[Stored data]
++++++++++++++++++++
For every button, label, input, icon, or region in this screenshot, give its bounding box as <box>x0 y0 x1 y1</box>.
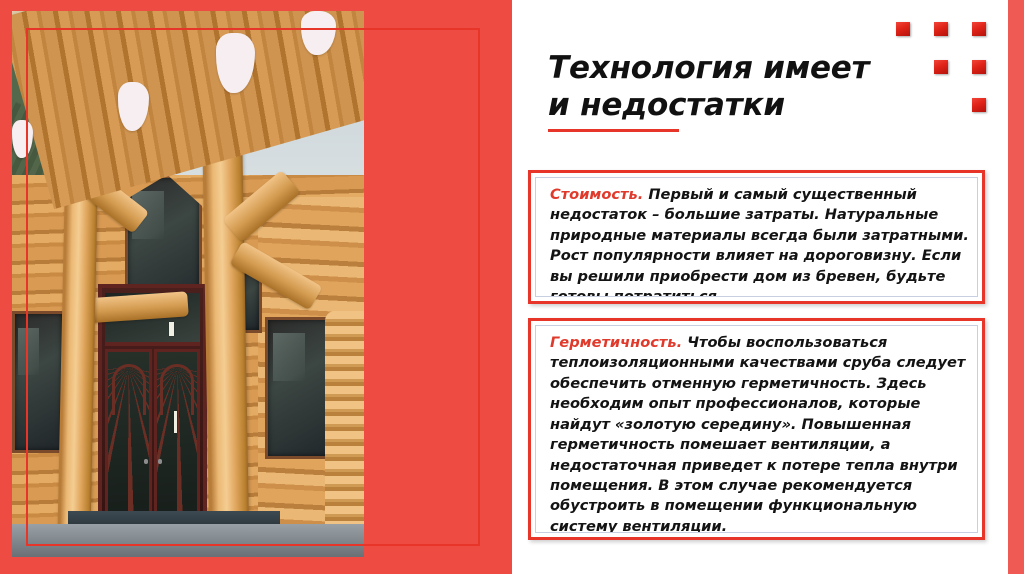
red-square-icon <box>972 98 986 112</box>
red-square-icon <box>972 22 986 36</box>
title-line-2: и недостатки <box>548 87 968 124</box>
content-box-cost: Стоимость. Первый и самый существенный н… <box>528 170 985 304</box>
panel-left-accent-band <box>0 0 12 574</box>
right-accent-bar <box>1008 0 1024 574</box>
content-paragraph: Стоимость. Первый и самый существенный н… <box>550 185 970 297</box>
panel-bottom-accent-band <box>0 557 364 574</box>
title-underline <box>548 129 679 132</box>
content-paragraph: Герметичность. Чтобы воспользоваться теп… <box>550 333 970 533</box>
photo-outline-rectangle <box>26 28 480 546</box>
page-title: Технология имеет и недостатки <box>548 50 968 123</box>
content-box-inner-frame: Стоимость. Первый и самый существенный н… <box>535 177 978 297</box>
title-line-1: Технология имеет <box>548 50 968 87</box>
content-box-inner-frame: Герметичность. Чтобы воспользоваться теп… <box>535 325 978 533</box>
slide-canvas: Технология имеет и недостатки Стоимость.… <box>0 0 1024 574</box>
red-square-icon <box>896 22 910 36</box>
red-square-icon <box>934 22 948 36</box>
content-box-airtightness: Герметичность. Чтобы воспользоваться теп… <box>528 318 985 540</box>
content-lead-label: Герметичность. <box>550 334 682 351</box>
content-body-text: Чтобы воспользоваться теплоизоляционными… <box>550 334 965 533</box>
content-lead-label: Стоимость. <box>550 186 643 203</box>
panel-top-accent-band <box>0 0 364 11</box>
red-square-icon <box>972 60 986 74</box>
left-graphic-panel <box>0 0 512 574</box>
++++++++++++++++++++
** What to produce **
Render the lines above as a Markdown table with the columns n and Line, numbering the rows in order and skipping blank lines. Leave the pictures out.

** Correct output **
| n | Line |
|---|---|
| 1 | For every button, label, input, icon, or region in this screenshot, give its bounding box as <box>x0 y0 x1 y1</box>. |
| 2 | red-square-icon <box>972 98 986 112</box> |
| 3 | red-square-icon <box>972 22 986 36</box> |
| 4 | title-line-2: и недостатки <box>548 87 968 124</box> |
| 5 | content-box-cost: Стоимость. Первый и самый существенный н… <box>528 170 985 304</box> |
| 6 | panel-left-accent-band <box>0 0 12 574</box> |
| 7 | right-accent-bar <box>1008 0 1024 574</box> |
| 8 | content-paragraph: Стоимость. Первый и самый существенный н… <box>550 185 970 297</box> |
| 9 | panel-bottom-accent-band <box>0 557 364 574</box> |
| 10 | title-underline <box>548 129 679 132</box> |
| 11 | content-paragraph: Герметичность. Чтобы воспользоваться теп… <box>550 333 970 533</box> |
| 12 | photo-outline-rectangle <box>26 28 480 546</box> |
| 13 | page-title: Технология имеет и недостатки <box>548 50 968 123</box> |
| 14 | content-box-inner-frame: Стоимость. Первый и самый существенный н… <box>535 177 978 297</box> |
| 15 | title-line-1: Технология имеет <box>548 50 968 87</box> |
| 16 | content-box-inner-frame: Герметичность. Чтобы воспользоваться теп… <box>535 325 978 533</box> |
| 17 | slide-canvas: Технология имеет и недостатки Стоимость.… <box>0 0 1024 574</box> |
| 18 | red-square-icon <box>896 22 910 36</box> |
| 19 | red-square-icon <box>934 22 948 36</box> |
| 20 | content-box-airtightness: Герметичность. Чтобы воспользоваться теп… <box>528 318 985 540</box> |
| 21 | content-lead-label: Герметичность. <box>550 334 682 351</box> |
| 22 | content-body-text: Чтобы воспользоваться теплоизоляционными… <box>550 334 965 533</box> |
| 23 | content-lead-label: Стоимость. <box>550 186 643 203</box> |
| 24 | panel-top-accent-band <box>0 0 364 11</box> |
| 25 | red-square-icon <box>972 60 986 74</box> |
| 26 | left-graphic-panel <box>0 0 512 574</box> |